**Problem requirements**
Reproduce the closing part of the entries exactly: the line with "Extract the structured" and all lines after it, ending with the last line, and nothing else.
+++ Data to process +++
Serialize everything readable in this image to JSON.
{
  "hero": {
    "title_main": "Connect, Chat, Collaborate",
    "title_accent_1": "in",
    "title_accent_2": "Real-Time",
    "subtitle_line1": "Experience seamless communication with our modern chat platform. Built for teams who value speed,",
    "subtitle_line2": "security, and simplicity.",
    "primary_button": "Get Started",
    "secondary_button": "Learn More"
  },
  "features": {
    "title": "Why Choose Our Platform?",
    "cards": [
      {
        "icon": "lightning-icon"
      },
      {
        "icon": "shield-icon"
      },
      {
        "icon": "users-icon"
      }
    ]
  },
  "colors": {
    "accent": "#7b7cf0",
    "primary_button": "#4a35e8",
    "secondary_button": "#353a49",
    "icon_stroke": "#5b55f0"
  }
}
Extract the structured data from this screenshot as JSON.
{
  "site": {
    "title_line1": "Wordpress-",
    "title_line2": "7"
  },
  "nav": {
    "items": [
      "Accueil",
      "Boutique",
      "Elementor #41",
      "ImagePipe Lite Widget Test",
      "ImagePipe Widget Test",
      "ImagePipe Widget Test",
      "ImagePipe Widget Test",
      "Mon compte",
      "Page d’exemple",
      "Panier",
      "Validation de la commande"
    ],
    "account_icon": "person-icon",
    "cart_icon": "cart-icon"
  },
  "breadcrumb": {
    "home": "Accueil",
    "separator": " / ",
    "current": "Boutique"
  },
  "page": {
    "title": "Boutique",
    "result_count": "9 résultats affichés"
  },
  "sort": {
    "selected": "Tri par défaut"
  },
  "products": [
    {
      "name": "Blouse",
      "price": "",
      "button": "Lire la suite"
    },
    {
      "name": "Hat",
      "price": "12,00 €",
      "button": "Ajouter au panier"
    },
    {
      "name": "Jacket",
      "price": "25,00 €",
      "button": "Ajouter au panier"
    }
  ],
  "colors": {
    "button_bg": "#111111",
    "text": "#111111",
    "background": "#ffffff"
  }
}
+++
**Written answer**
Extract the structured data from this screenshot as JSON.
{
  "site": {
    "title_line1": "Wordpress-",
    "title_line2": "7"
  },
  "nav": {
    "items": [
      "Accueil",
      "Boutique",
      "Elementor #41",
      "ImagePipe Lite Widget Test",
      "ImagePipe Widget Test",
      "ImagePipe Widget Test",
      "ImagePipe Widget Test",
      "Mon compte",
      "Page d’exemple",
      "Panier",
      "Validation de la commande"
    ],
    "account_icon": "person-icon",
    "cart_icon": "cart-icon"
  },
  "breadcrumb": {
    "home": "Accueil",
    "separator": " / ",
    "current": "Boutique"
  },
  "page": {
    "title": "Boutique",
    "result_count": "9 résultats affichés"
  },
  "sort": {
    "selected": "Tri par défaut"
  },
  "products": [
    {
      "name": "Blouse",
      "price": "",
      "button": "Lire la suite"
    },
    {
      "name": "Hat",
      "price": "12,00 €",
      "button": "Ajouter au panier"
    },
    {
      "name": "Jacket",
      "price": "25,00 €",
      "button": "Ajouter au panier"
    }
  ],
  "colors": {
    "button_bg": "#111111",
    "text": "#111111",
    "background": "#ffffff"
  }
}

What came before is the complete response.